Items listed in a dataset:
═══

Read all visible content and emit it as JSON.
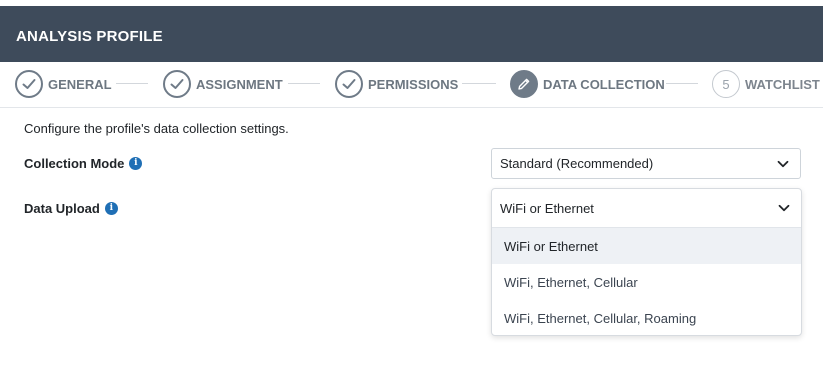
{
  "dialog": {
    "title": "ANALYSIS PROFILE"
  },
  "stepper": {
    "steps": [
      {
        "label": "GENERAL",
        "state": "done",
        "icon": "check-icon"
      },
      {
        "label": "ASSIGNMENT",
        "state": "done",
        "icon": "check-icon"
      },
      {
        "label": "PERMISSIONS",
        "state": "done",
        "icon": "check-icon"
      },
      {
        "label": "DATA COLLECTION",
        "state": "active",
        "icon": "pencil-icon"
      },
      {
        "label": "WATCHLIST",
        "state": "pending",
        "number": "5"
      }
    ]
  },
  "content": {
    "description": "Configure the profile's data collection settings."
  },
  "fields": {
    "collection_mode": {
      "label": "Collection Mode",
      "info_icon": "info-icon",
      "value": "Standard (Recommended)"
    },
    "data_upload": {
      "label": "Data Upload",
      "info_icon": "info-icon",
      "value": "WiFi or Ethernet",
      "options": [
        "WiFi or Ethernet",
        "WiFi, Ethernet, Cellular",
        "WiFi, Ethernet, Cellular, Roaming"
      ]
    }
  },
  "colors": {
    "header_bg": "#3e4b5b",
    "step_gray": "#6f7b88",
    "info_blue": "#1f6fb5",
    "selected_option_bg": "#eef1f5"
  }
}
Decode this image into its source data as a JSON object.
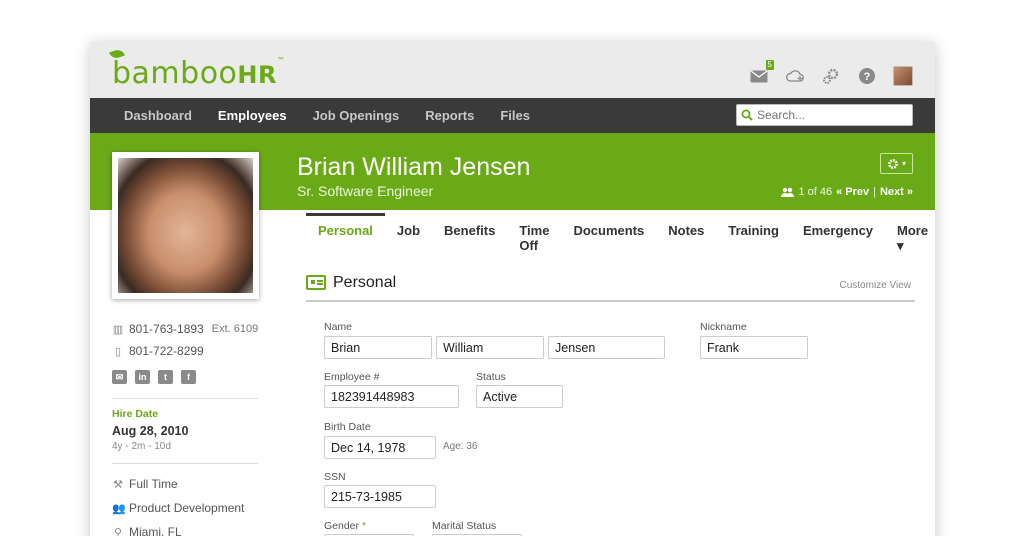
{
  "app": {
    "logo_text": "bamboo",
    "logo_hr": "HR",
    "logo_tm": "™",
    "inbox_count": "5"
  },
  "nav": {
    "items": [
      "Dashboard",
      "Employees",
      "Job Openings",
      "Reports",
      "Files"
    ],
    "active": "Employees",
    "search_placeholder": "Search..."
  },
  "employee": {
    "name": "Brian William Jensen",
    "title": "Sr. Software Engineer",
    "pager_count": "1 of 46",
    "prev": "« Prev",
    "next": "Next »",
    "pager_sep": "|"
  },
  "tabs": [
    "Personal",
    "Job",
    "Benefits",
    "Time Off",
    "Documents",
    "Notes",
    "Training",
    "Emergency",
    "More ▾"
  ],
  "section": {
    "title": "Personal",
    "customize": "Customize View"
  },
  "fields": {
    "name_label": "Name",
    "first": "Brian",
    "middle": "William",
    "last": "Jensen",
    "nickname_label": "Nickname",
    "nickname": "Frank",
    "empnum_label": "Employee #",
    "empnum": "182391448983",
    "status_label": "Status",
    "status": "Active",
    "birth_label": "Birth Date",
    "birth": "Dec 14, 1978",
    "age": "Age: 36",
    "ssn_label": "SSN",
    "ssn": "215-73-1985",
    "gender_label": "Gender",
    "gender_req": "*",
    "marital_label": "Marital Status"
  },
  "sidebar": {
    "work_phone": "801-763-1893",
    "ext": "Ext. 6109",
    "mobile_phone": "801-722-8299",
    "hire_label": "Hire Date",
    "hire_date": "Aug 28, 2010",
    "hire_duration": "4y - 2m - 10d",
    "employment": "Full Time",
    "department": "Product Development",
    "location": "Miami, FL"
  },
  "icons": {
    "accent": "#6aaa16",
    "nav_bg": "#3a3a3a"
  }
}
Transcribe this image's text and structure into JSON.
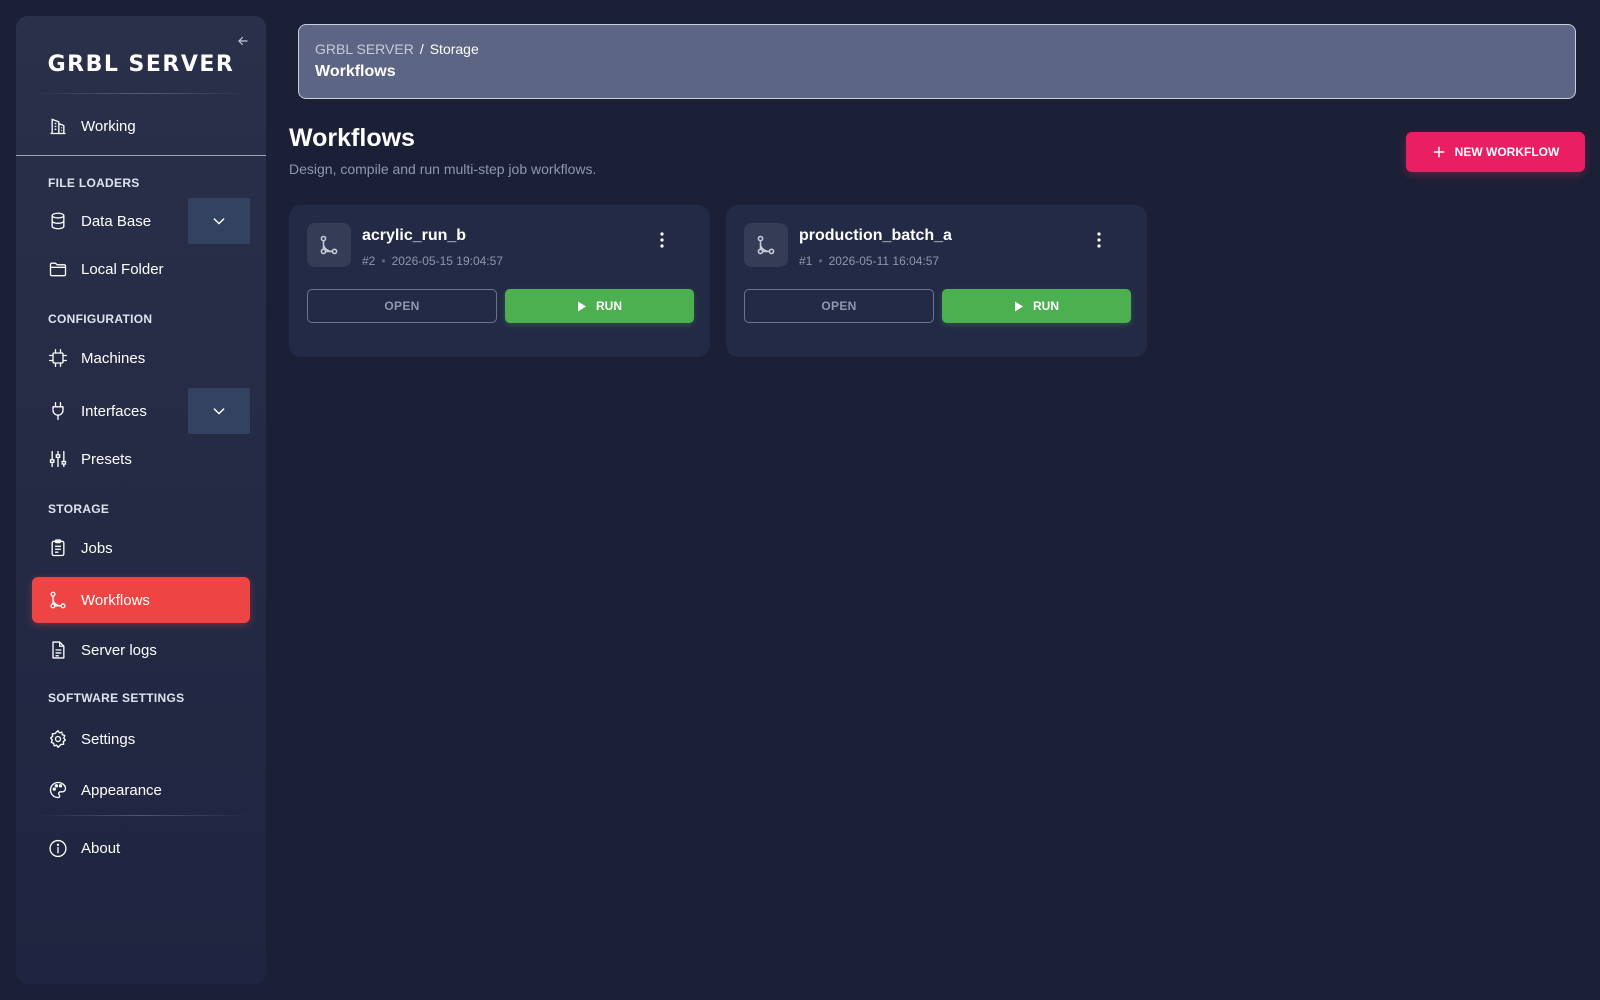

═══

▶ **Problem**
Reproduce the material word for word. Any pictures should be left out of the copy.

▶ **Expected output**
Read all visible content and emit it as JSON.
{
  "dialog": {
    "title": "ANALYSIS PROFILE"
  },
  "stepper": {
    "steps": [
      {
        "label": "GENERAL",
        "state": "done",
        "icon": "check-icon"
      },
      {
        "label": "ASSIGNMENT",
        "state": "done",
        "icon": "check-icon"
      },
      {
        "label": "PERMISSIONS",
        "state": "done",
        "icon": "check-icon"
      },
      {
        "label": "DATA COLLECTION",
        "state": "active",
        "icon": "pencil-icon"
      },
      {
        "label": "WATCHLIST",
        "state": "pending",
        "number": "5"
      }
    ]
  },
  "content": {
    "description": "Configure the profile's data collection settings."
  },
  "fields": {
    "collection_mode": {
      "label": "Collection Mode",
      "info_icon": "info-icon",
      "value": "Standard (Recommended)"
    },
    "data_upload": {
      "label": "Data Upload",
      "info_icon": "info-icon",
      "value": "WiFi or Ethernet",
      "options": [
        "WiFi or Ethernet",
        "WiFi, Ethernet, Cellular",
        "WiFi, Ethernet, Cellular, Roaming"
      ]
    }
  },
  "colors": {
    "header_bg": "#3e4b5b",
    "step_gray": "#6f7b88",
    "info_blue": "#1f6fb5",
    "selected_option_bg": "#eef1f5"
  }
}
Decode this image into its source data as a JSON object.
{
  "app": {
    "logo_text": "bamboo",
    "logo_hr": "HR",
    "logo_tm": "™",
    "inbox_count": "5"
  },
  "nav": {
    "items": [
      "Dashboard",
      "Employees",
      "Job Openings",
      "Reports",
      "Files"
    ],
    "active": "Employees",
    "search_placeholder": "Search..."
  },
  "employee": {
    "name": "Brian William Jensen",
    "title": "Sr. Software Engineer",
    "pager_count": "1 of 46",
    "prev": "« Prev",
    "next": "Next »",
    "pager_sep": "|"
  },
  "tabs": [
    "Personal",
    "Job",
    "Benefits",
    "Time Off",
    "Documents",
    "Notes",
    "Training",
    "Emergency",
    "More ▾"
  ],
  "section": {
    "title": "Personal",
    "customize": "Customize View"
  },
  "fields": {
    "name_label": "Name",
    "first": "Brian",
    "middle": "William",
    "last": "Jensen",
    "nickname_label": "Nickname",
    "nickname": "Frank",
    "empnum_label": "Employee #",
    "empnum": "182391448983",
    "status_label": "Status",
    "status": "Active",
    "birth_label": "Birth Date",
    "birth": "Dec 14, 1978",
    "age": "Age: 36",
    "ssn_label": "SSN",
    "ssn": "215-73-1985",
    "gender_label": "Gender",
    "gender_req": "*",
    "marital_label": "Marital Status"
  },
  "sidebar": {
    "work_phone": "801-763-1893",
    "ext": "Ext. 6109",
    "mobile_phone": "801-722-8299",
    "hire_label": "Hire Date",
    "hire_date": "Aug 28, 2010",
    "hire_duration": "4y - 2m - 10d",
    "employment": "Full Time",
    "department": "Product Development",
    "location": "Miami, FL"
  },
  "icons": {
    "accent": "#6aaa16",
    "nav_bg": "#3a3a3a"
  }
}
Transcribe this image's text and structure into JSON.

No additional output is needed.